MATERIALS PROVIDED:
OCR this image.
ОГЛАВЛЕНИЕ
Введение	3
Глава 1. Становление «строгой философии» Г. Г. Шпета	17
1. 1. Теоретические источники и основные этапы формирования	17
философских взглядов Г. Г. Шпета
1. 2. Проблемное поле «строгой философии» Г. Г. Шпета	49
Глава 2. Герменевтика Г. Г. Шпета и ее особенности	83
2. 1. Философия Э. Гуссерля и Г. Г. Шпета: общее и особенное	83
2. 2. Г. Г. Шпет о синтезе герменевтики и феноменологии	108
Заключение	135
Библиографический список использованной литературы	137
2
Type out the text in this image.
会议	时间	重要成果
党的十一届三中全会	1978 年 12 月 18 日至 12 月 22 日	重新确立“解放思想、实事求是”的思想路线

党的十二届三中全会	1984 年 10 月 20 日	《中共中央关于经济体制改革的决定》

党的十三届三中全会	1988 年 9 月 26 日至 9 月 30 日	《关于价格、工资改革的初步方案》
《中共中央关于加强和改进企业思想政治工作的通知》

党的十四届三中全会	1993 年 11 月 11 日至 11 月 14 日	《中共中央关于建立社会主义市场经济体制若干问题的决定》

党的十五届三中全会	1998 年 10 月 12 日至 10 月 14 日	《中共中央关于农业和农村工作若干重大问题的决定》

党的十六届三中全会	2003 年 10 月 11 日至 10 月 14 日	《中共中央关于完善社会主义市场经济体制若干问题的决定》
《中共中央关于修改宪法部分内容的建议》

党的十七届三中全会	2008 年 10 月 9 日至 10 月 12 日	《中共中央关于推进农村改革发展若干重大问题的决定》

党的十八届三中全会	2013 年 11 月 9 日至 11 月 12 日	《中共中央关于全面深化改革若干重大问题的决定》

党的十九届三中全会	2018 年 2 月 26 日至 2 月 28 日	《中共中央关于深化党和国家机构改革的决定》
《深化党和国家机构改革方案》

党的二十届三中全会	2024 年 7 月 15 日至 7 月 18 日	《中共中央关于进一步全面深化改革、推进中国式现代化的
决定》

PROBLEM DESCRIPTION: Reproduce the material exactly, with every line intact.

RESPONSE TO THE EXERCISE:
OCR this image.
ОГЛАВЛЕНИЕ
Введение	3
Глава 1. Становление «строгой философии» Г. Г. Шпета	17
1. 1. Теоретические источники и основные этапы формирования	17
философских взглядов Г. Г. Шпета
1. 2. Проблемное поле «строгой философии» Г. Г. Шпета	49
Глава 2. Герменевтика Г. Г. Шпета и ее особенности	83
2. 1. Философия Э. Гуссерля и Г. Г. Шпета: общее и особенное	83
2. 2. Г. Г. Шпет о синтезе герменевтики и феноменологии	108
Заключение	135
Библиографический список использованной литературы	137
2
Type out the text in this image.
会议	时间	重要成果
党的十一届三中全会	1978 年 12 月 18 日至 12 月 22 日	重新确立“解放思想、实事求是”的思想路线

党的十二届三中全会	1984 年 10 月 20 日	《中共中央关于经济体制改革的决定》

党的十三届三中全会	1988 年 9 月 26 日至 9 月 30 日	《关于价格、工资改革的初步方案》
《中共中央关于加强和改进企业思想政治工作的通知》

党的十四届三中全会	1993 年 11 月 11 日至 11 月 14 日	《中共中央关于建立社会主义市场经济体制若干问题的决定》

党的十五届三中全会	1998 年 10 月 12 日至 10 月 14 日	《中共中央关于农业和农村工作若干重大问题的决定》

党的十六届三中全会	2003 年 10 月 11 日至 10 月 14 日	《中共中央关于完善社会主义市场经济体制若干问题的决定》
《中共中央关于修改宪法部分内容的建议》

党的十七届三中全会	2008 年 10 月 9 日至 10 月 12 日	《中共中央关于推进农村改革发展若干重大问题的决定》

党的十八届三中全会	2013 年 11 月 9 日至 11 月 12 日	《中共中央关于全面深化改革若干重大问题的决定》

党的十九届三中全会	2018 年 2 月 26 日至 2 月 28 日	《中共中央关于深化党和国家机构改革的决定》
《深化党和国家机构改革方案》

党的二十届三中全会	2024 年 7 月 15 日至 7 月 18 日	《中共中央关于进一步全面深化改革、推进中国式现代化的
决定》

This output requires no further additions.